··· INPUT RECORDS

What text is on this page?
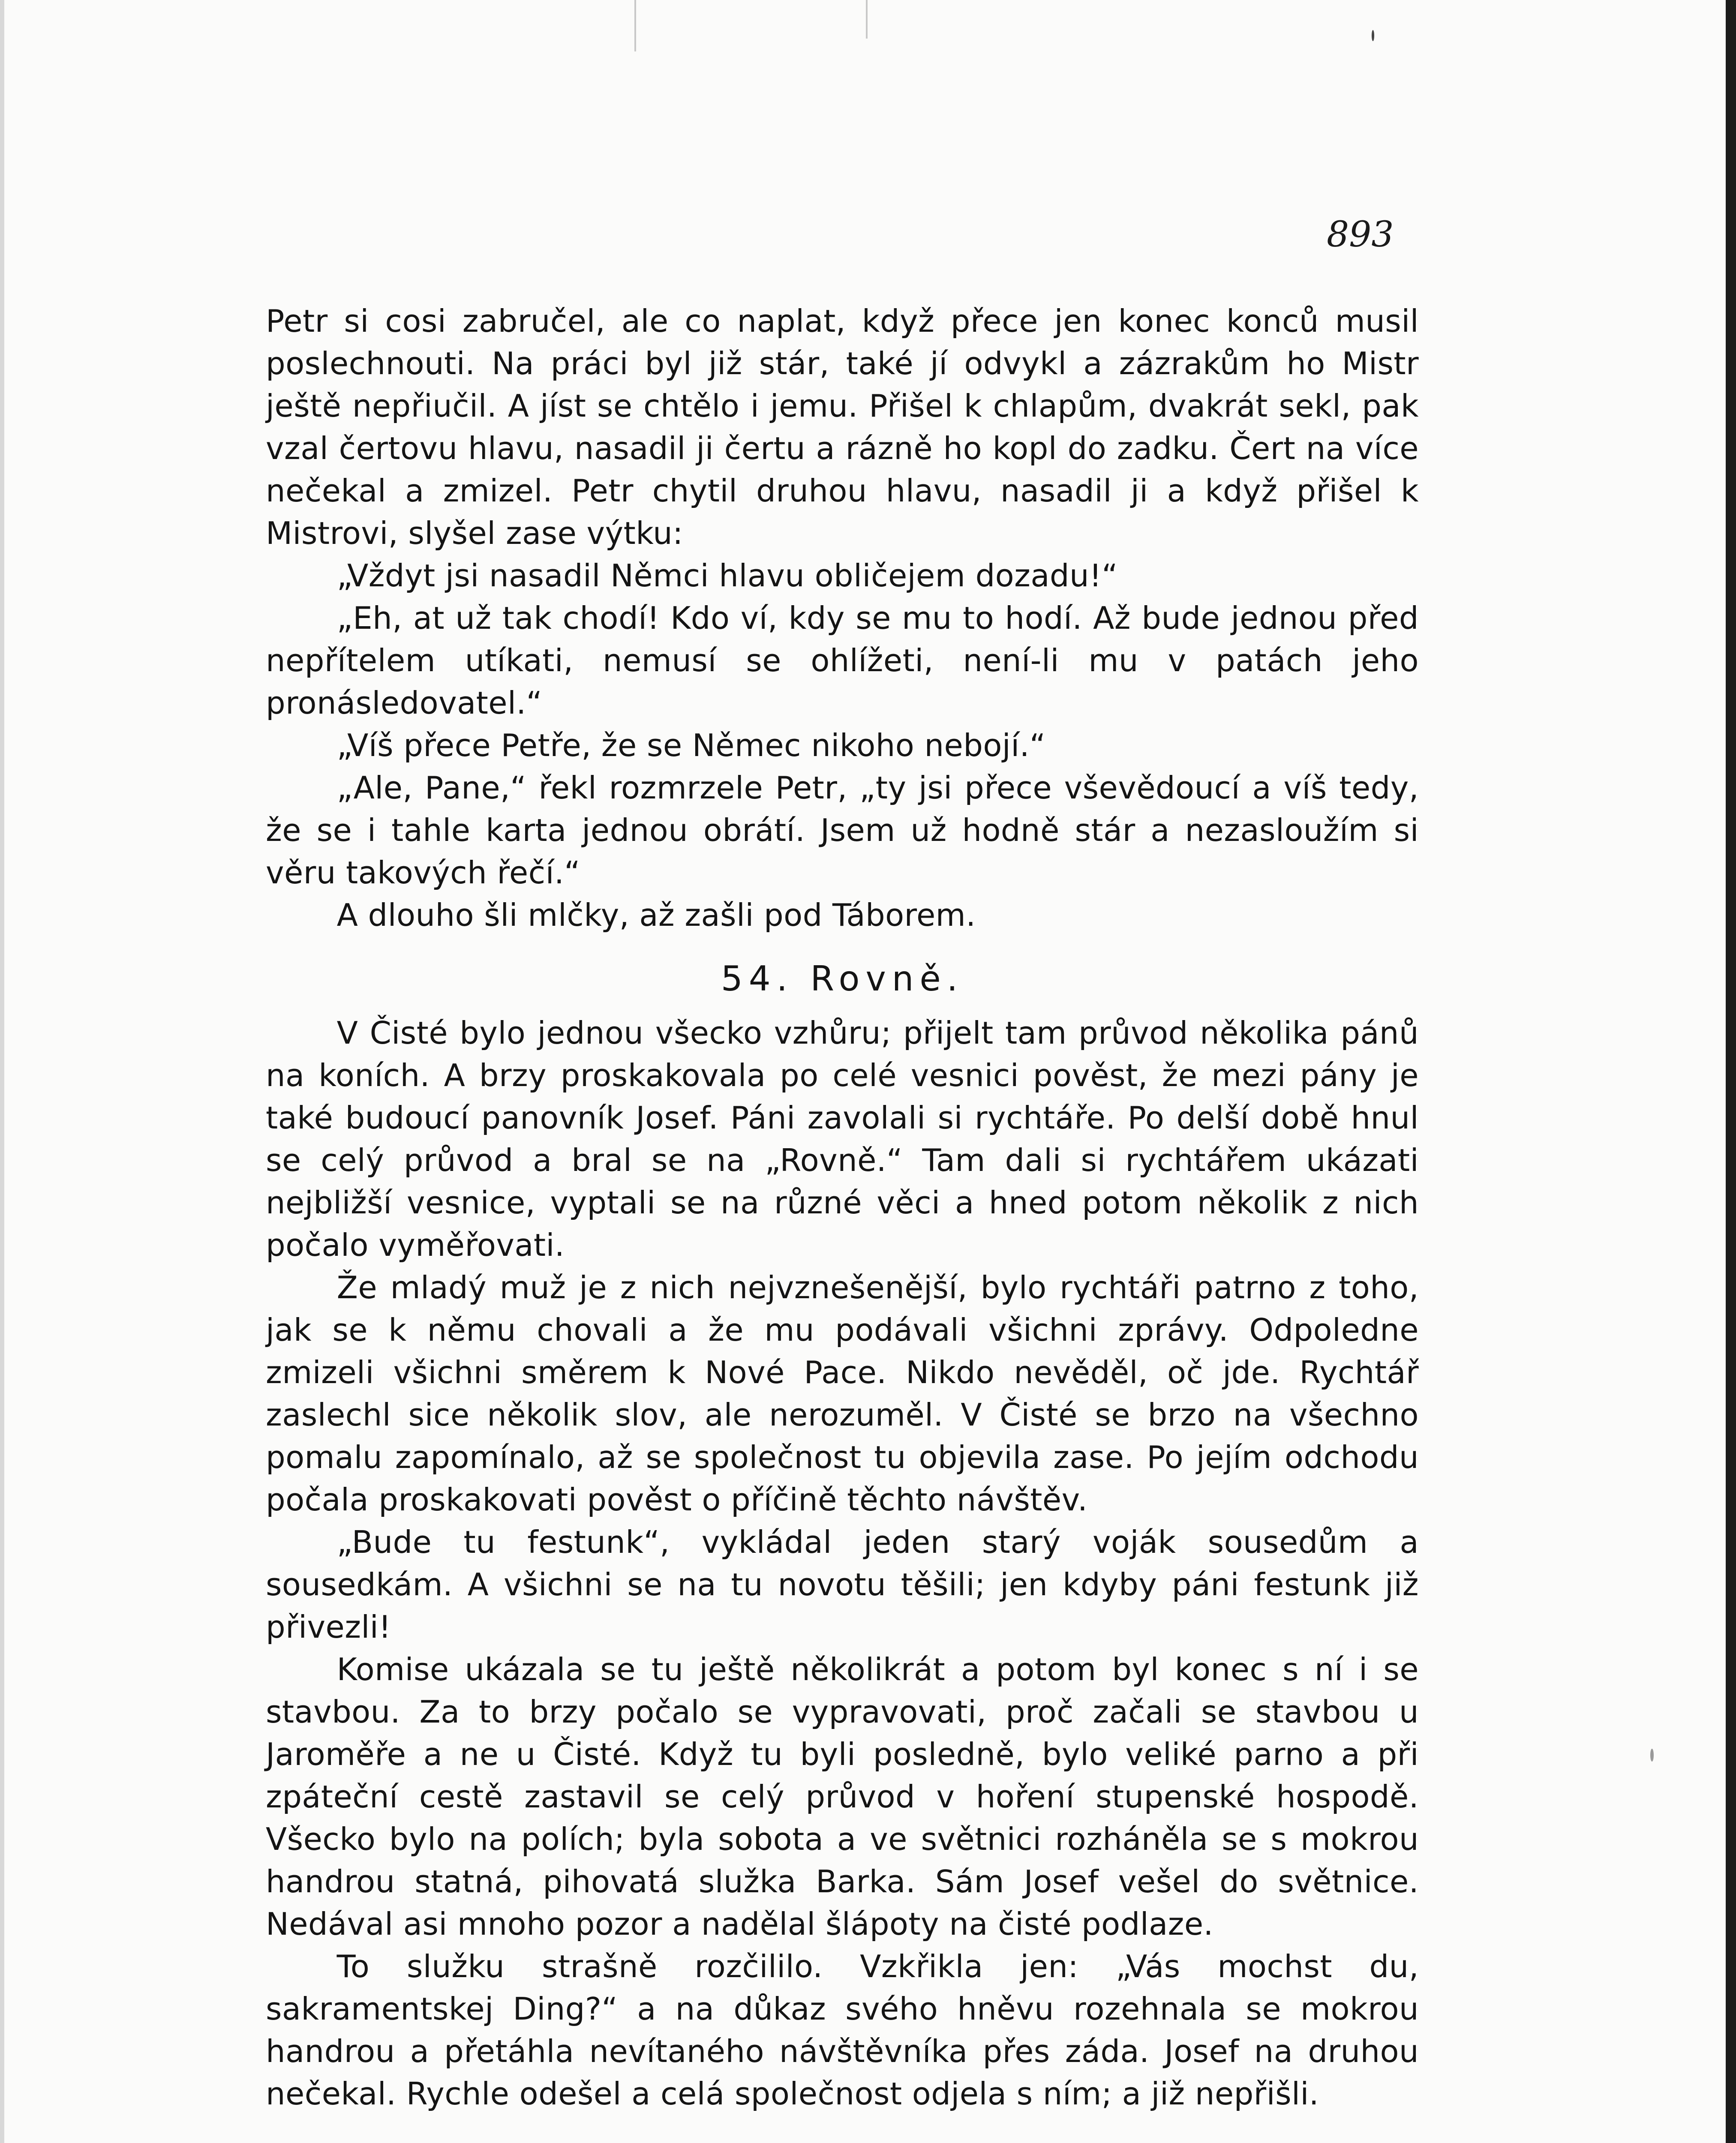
893

Petr si cosi zabručel, ale co naplat, když přece jen konec konců musil poslechnouti. Na práci byl již stár, také jí odvykl a zázrakům ho Mistr ještě nepřiučil. A jíst se chtělo i jemu. Přišel k chlapům, dvakrát sekl, pak vzal čertovu hlavu, nasadil ji čertu a rázně ho kopl do zadku. Čert na více nečekal a zmizel. Petr chytil druhou hlavu, nasadil ji a když přišel k Mistrovi, slyšel zase výtku:

„Vždyt jsi nasadil Němci hlavu obličejem dozadu!“

„Eh, at už tak chodí! Kdo ví, kdy se mu to hodí. Až bude jednou před nepřítelem utíkati, nemusí se ohlížeti, není-li mu v patách jeho pronásledovatel.“

„Víš přece Petře, že se Němec nikoho nebojí.“

„Ale, Pane,“ řekl rozmrzele Petr, „ty jsi přece vševědoucí a víš tedy, že se i tahle karta jednou obrátí. Jsem už hodně stár a nezasloužím si věru takových řečí.“

A dlouho šli mlčky, až zašli pod Táborem.

54. Rovně.

V Čisté bylo jednou všecko vzhůru; přijelt tam průvod několika pánů na koních. A brzy proskakovala po celé vesnici pověst, že mezi pány je také budoucí panovník Josef. Páni zavolali si rychtáře. Po delší době hnul se celý průvod a bral se na „Rovně.“ Tam dali si rychtářem ukázati nejbližší vesnice, vyptali se na různé věci a hned potom několik z nich počalo vyměřovati.

Že mladý muž je z nich nejvznešenější, bylo rychtáři patrno z toho, jak se k němu chovali a že mu podávali všichni zprávy. Odpoledne zmizeli všichni směrem k Nové Pace. Nikdo nevěděl, oč jde. Rychtář zaslechl sice několik slov, ale nerozuměl. V Čisté se brzo na všechno pomalu zapomínalo, až se společnost tu objevila zase. Po jejím odchodu počala proskakovati pověst o příčině těchto návštěv.

„Bude tu festunk“, vykládal jeden starý voják sousedům a sousedkám. A všichni se na tu novotu těšili; jen kdyby páni festunk již přivezli!

Komise ukázala se tu ještě několikrát a potom byl konec s ní i se stavbou. Za to brzy počalo se vypravovati, proč začali se stavbou u Jaroměře a ne u Čisté. Když tu byli posledně, bylo veliké parno a při zpáteční cestě zastavil se celý průvod v hoření stupenské hospodě. Všecko bylo na polích; byla sobota a ve světnici rozháněla se s mokrou handrou statná, pihovatá služka Barka. Sám Josef vešel do světnice. Nedával asi mnoho pozor a nadělal šlápoty na čisté podlaze.

To služku strašně rozčililo. Vzkřikla jen: „Vás mochst du, sakramentskej Ding?“ a na důkaz svého hněvu rozehnala se mokrou handrou a přetáhla nevítaného návštěvníka přes záda. Josef na druhou nečekal. Rychle odešel a celá společnost odjela s ním; a již nepřišli.
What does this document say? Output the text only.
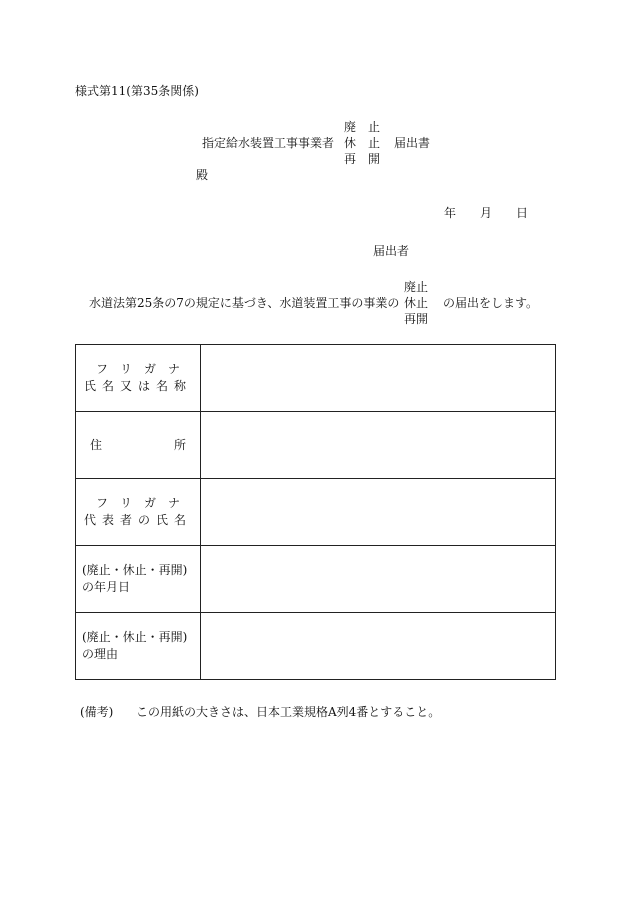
様式第11(第35条関係)
指定給水装置工事事業者
廃　止
休　止
再　開
届出書
殿
年 月 日
届出者
水道法第25条の7の規定に基づき、水道装置工事の事業の
廃止
休止
再開
の届出をします。
フ　リ　ガ　ナ
氏名又は名称	

住 所	

フ　リ　ガ　ナ
代表者の氏名	

(廃止・休止・再開)
の年月日	

(廃止・休止・再開)
の理由	

(備考) この用紙の大きさは、日本工業規格A列4番とすること。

······

SHORT EXERCISE:
Using the material above, return every line exactly as it appears, minus the pictures.

PROBLEM SOLUTION:
What text is on this page?
893

Petr si cosi zabručel, ale co naplat, když přece jen konec konců musil poslechnouti. Na práci byl již stár, také jí odvykl a zázrakům ho Mistr ještě nepřiučil. A jíst se chtělo i jemu. Přišel k chlapům, dvakrát sekl, pak vzal čertovu hlavu, nasadil ji čertu a rázně ho kopl do zadku. Čert na více nečekal a zmizel. Petr chytil druhou hlavu, nasadil ji a když přišel k Mistrovi, slyšel zase výtku:

„Vždyt jsi nasadil Němci hlavu obličejem dozadu!“

„Eh, at už tak chodí! Kdo ví, kdy se mu to hodí. Až bude jednou před nepřítelem utíkati, nemusí se ohlížeti, není-li mu v patách jeho pronásledovatel.“

„Víš přece Petře, že se Němec nikoho nebojí.“

„Ale, Pane,“ řekl rozmrzele Petr, „ty jsi přece vševědoucí a víš tedy, že se i tahle karta jednou obrátí. Jsem už hodně stár a nezasloužím si věru takových řečí.“

A dlouho šli mlčky, až zašli pod Táborem.

54. Rovně.

V Čisté bylo jednou všecko vzhůru; přijelt tam průvod několika pánů na koních. A brzy proskakovala po celé vesnici pověst, že mezi pány je také budoucí panovník Josef. Páni zavolali si rychtáře. Po delší době hnul se celý průvod a bral se na „Rovně.“ Tam dali si rychtářem ukázati nejbližší vesnice, vyptali se na různé věci a hned potom několik z nich počalo vyměřovati.

Že mladý muž je z nich nejvznešenější, bylo rychtáři patrno z toho, jak se k němu chovali a že mu podávali všichni zprávy. Odpoledne zmizeli všichni směrem k Nové Pace. Nikdo nevěděl, oč jde. Rychtář zaslechl sice několik slov, ale nerozuměl. V Čisté se brzo na všechno pomalu zapomínalo, až se společnost tu objevila zase. Po jejím odchodu počala proskakovati pověst o příčině těchto návštěv.

„Bude tu festunk“, vykládal jeden starý voják sousedům a sousedkám. A všichni se na tu novotu těšili; jen kdyby páni festunk již přivezli!

Komise ukázala se tu ještě několikrát a potom byl konec s ní i se stavbou. Za to brzy počalo se vypravovati, proč začali se stavbou u Jaroměře a ne u Čisté. Když tu byli posledně, bylo veliké parno a při zpáteční cestě zastavil se celý průvod v hoření stupenské hospodě. Všecko bylo na polích; byla sobota a ve světnici rozháněla se s mokrou handrou statná, pihovatá služka Barka. Sám Josef vešel do světnice. Nedával asi mnoho pozor a nadělal šlápoty na čisté podlaze.

To služku strašně rozčililo. Vzkřikla jen: „Vás mochst du, sakramentskej Ding?“ a na důkaz svého hněvu rozehnala se mokrou handrou a přetáhla nevítaného návštěvníka přes záda. Josef na druhou nečekal. Rychle odešel a celá společnost odjela s ním; a již nepřišli.
What does this document say? Output the text only.
様式第11(第35条関係)
指定給水装置工事事業者
廃　止
休　止
再　開
届出書
殿
年 月 日
届出者
水道法第25条の7の規定に基づき、水道装置工事の事業の
廃止
休止
再開
の届出をします。
フ　リ　ガ　ナ
氏名又は名称	

住 所	

フ　リ　ガ　ナ
代表者の氏名	

(廃止・休止・再開)
の年月日	

(廃止・休止・再開)
の理由	

(備考) この用紙の大きさは、日本工業規格A列4番とすること。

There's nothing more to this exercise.